- [Dataset content]:
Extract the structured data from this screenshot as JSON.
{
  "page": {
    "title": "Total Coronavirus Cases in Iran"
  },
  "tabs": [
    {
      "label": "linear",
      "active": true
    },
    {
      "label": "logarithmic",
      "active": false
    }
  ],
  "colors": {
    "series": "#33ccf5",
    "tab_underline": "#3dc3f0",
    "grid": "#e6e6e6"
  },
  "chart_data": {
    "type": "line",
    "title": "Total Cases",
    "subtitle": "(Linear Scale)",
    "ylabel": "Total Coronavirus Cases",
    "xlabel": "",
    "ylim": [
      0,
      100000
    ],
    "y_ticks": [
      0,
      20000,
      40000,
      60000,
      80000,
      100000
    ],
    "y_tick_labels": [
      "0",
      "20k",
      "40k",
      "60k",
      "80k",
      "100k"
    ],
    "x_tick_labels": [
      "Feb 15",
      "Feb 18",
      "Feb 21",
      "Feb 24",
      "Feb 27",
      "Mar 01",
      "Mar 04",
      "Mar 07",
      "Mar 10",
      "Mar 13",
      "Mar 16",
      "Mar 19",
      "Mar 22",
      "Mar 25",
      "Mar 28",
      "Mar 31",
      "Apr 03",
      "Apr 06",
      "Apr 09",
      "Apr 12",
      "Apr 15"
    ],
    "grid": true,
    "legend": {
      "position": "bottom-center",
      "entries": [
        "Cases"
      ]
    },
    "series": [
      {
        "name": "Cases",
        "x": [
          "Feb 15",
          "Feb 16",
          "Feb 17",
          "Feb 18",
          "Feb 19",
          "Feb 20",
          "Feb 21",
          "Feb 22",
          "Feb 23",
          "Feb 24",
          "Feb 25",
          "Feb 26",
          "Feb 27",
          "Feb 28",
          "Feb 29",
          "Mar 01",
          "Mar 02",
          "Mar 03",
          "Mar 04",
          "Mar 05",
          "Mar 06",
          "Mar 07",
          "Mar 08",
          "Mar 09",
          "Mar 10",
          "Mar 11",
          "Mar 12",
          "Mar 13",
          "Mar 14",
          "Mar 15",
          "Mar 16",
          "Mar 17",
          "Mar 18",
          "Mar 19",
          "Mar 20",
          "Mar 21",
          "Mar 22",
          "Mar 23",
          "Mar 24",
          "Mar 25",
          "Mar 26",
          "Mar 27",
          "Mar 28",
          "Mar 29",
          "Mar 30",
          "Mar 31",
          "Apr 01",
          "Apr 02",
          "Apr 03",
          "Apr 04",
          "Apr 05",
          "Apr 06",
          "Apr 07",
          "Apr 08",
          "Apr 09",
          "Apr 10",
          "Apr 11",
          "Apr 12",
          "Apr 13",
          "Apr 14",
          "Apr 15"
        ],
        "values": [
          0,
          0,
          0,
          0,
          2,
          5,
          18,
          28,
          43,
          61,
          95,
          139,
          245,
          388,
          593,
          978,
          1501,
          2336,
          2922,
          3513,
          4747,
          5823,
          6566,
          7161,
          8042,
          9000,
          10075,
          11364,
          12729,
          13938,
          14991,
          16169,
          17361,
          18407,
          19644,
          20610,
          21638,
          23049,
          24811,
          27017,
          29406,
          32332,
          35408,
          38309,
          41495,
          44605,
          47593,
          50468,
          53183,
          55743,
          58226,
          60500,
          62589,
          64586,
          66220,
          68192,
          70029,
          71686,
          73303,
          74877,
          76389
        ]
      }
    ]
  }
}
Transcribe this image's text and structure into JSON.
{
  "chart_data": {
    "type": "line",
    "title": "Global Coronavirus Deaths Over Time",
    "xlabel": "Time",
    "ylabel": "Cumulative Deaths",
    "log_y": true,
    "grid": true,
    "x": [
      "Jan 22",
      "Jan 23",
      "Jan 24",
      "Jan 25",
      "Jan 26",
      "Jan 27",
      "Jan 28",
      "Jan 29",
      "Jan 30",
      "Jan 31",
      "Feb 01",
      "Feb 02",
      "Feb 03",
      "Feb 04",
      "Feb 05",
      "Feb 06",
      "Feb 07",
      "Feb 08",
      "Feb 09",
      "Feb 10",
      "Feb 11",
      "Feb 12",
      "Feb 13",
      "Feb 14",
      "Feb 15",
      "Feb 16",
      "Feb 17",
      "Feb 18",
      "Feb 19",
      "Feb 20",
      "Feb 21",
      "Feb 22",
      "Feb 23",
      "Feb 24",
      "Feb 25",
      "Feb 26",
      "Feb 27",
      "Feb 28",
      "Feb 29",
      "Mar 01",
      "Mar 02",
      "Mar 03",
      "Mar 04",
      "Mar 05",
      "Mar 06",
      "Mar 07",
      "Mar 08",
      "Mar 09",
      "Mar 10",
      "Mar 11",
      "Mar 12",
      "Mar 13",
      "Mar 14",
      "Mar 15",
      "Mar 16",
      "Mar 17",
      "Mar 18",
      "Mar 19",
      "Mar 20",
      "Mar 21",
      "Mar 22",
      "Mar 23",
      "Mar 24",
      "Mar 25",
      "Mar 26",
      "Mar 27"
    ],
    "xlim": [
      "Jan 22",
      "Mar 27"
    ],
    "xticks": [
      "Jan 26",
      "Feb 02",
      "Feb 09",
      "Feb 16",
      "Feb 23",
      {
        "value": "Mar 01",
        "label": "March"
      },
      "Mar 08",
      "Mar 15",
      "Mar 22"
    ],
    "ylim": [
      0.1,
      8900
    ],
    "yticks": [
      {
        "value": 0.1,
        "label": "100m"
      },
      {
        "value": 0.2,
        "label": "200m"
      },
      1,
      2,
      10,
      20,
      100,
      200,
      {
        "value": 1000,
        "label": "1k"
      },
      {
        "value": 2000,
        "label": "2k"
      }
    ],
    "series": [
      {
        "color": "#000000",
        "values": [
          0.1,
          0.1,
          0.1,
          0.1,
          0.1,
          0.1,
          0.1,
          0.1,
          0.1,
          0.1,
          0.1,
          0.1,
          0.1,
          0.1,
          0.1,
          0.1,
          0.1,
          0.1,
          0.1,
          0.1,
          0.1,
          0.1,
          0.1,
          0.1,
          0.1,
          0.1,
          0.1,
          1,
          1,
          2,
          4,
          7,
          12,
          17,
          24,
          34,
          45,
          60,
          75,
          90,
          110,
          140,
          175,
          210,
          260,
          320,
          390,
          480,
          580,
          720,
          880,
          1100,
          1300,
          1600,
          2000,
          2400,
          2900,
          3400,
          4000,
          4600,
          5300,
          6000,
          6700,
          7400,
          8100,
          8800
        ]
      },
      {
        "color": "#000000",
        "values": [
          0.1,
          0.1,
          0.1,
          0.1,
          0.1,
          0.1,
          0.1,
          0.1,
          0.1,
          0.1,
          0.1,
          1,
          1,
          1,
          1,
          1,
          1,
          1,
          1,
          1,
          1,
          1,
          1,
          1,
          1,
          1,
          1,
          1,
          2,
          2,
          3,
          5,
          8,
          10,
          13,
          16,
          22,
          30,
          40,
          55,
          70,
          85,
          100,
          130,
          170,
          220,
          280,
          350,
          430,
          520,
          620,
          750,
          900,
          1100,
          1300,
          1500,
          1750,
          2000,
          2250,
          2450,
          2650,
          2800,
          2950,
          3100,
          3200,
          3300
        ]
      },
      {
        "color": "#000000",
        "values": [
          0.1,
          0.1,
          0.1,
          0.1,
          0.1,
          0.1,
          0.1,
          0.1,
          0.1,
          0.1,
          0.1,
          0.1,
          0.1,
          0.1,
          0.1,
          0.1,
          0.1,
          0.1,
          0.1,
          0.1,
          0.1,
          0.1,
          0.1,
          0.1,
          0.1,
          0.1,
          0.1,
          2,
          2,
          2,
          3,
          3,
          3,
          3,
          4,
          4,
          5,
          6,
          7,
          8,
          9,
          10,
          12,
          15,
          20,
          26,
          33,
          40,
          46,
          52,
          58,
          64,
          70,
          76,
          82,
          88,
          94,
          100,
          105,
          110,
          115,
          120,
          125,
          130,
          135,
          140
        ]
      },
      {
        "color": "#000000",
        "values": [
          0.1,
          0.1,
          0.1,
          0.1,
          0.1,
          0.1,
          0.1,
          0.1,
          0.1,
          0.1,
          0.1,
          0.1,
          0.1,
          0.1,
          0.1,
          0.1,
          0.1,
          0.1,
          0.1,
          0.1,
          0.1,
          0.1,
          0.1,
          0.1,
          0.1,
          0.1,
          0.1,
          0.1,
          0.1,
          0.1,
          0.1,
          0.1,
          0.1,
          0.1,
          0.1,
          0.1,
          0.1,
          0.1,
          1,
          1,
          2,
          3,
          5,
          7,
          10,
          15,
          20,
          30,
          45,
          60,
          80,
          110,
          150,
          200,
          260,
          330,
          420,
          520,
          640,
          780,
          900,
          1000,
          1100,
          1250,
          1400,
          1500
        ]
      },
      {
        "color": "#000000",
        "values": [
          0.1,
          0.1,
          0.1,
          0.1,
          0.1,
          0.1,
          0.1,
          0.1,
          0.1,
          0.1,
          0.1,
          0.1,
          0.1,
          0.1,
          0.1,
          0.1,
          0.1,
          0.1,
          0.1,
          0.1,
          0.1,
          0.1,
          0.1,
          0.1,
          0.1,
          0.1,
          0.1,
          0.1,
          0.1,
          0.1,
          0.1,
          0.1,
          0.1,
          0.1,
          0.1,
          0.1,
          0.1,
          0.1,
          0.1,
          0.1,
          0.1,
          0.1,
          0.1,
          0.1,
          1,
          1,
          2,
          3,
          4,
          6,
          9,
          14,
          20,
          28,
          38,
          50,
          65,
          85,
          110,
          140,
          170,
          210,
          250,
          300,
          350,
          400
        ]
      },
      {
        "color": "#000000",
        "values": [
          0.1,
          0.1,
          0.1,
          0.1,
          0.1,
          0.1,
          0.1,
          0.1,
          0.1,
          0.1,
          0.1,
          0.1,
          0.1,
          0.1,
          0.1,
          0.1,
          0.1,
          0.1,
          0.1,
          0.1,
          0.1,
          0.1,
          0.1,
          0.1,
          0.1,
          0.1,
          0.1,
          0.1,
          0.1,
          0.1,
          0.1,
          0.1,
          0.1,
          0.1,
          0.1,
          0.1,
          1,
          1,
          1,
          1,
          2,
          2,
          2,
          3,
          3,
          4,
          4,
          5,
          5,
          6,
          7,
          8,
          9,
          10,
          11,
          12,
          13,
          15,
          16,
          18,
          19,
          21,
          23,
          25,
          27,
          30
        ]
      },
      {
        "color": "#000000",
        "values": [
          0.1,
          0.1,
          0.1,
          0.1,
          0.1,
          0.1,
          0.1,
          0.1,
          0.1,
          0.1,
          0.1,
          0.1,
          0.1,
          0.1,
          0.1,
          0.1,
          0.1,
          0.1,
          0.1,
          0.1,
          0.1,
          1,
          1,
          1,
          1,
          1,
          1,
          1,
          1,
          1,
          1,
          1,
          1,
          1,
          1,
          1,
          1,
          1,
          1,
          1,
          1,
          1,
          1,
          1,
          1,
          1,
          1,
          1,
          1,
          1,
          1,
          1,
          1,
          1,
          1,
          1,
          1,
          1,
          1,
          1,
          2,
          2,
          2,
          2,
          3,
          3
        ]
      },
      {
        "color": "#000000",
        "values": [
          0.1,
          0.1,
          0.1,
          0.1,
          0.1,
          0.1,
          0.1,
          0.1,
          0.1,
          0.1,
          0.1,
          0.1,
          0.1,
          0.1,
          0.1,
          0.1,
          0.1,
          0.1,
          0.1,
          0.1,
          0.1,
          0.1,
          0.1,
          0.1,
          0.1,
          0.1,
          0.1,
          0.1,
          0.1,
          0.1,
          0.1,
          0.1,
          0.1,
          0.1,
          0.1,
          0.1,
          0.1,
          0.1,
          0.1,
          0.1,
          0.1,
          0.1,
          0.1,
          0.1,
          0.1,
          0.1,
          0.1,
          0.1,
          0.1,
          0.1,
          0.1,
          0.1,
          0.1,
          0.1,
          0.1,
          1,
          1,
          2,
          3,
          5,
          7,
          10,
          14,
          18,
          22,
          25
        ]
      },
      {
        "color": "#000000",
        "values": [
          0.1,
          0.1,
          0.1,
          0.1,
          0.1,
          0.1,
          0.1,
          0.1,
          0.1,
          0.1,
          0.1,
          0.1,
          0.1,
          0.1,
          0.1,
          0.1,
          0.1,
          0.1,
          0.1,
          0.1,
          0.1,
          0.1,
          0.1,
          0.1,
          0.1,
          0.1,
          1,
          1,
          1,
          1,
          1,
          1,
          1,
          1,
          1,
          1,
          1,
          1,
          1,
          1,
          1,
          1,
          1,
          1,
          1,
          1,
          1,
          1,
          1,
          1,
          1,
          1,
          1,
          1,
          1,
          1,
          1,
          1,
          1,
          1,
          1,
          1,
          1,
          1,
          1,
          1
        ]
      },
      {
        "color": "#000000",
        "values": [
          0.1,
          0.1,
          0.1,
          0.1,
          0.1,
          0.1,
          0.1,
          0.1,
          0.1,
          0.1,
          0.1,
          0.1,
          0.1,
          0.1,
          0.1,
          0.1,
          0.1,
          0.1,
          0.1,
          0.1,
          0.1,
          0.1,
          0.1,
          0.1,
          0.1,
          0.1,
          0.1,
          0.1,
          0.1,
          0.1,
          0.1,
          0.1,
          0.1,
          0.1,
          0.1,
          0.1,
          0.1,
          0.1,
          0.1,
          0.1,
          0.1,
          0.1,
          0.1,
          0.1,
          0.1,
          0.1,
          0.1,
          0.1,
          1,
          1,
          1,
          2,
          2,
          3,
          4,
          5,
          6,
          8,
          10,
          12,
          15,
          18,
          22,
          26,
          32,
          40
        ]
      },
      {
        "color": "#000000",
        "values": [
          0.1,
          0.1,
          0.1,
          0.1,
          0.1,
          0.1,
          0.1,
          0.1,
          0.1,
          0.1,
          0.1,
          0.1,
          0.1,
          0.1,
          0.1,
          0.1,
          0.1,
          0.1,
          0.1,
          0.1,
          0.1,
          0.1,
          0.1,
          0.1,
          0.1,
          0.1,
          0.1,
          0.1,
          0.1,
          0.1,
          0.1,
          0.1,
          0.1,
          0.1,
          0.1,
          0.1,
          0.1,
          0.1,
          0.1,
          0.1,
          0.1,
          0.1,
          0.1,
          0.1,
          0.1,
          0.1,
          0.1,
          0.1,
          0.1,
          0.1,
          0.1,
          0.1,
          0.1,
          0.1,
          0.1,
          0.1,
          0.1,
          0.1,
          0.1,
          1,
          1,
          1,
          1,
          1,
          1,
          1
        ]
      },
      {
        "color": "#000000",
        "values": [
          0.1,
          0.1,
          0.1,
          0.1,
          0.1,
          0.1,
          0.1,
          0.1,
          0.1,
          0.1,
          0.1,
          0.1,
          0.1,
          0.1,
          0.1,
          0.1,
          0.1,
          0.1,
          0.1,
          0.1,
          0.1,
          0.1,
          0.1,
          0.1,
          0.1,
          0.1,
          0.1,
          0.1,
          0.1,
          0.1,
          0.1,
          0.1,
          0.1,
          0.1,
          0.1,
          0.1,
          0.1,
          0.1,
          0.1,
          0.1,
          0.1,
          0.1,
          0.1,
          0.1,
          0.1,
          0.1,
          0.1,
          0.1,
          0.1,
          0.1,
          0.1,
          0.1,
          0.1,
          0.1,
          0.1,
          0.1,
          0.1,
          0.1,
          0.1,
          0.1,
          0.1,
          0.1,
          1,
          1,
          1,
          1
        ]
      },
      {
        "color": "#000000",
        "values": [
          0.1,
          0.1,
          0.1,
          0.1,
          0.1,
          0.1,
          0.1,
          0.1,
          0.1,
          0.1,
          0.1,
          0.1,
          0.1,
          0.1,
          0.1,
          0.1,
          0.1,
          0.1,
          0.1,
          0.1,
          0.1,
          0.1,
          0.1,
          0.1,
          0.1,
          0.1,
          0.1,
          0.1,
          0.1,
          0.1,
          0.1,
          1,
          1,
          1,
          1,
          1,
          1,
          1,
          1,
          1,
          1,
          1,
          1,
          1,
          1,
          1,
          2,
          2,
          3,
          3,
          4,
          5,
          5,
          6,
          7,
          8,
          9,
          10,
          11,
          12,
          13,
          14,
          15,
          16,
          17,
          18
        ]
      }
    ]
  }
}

- [What you will do]: What lines of the material above include "Time"? Copy each one.

- [Output for this task]:
    "title": "Global Coronavirus Deaths Over Time",
    "xlabel": "Time",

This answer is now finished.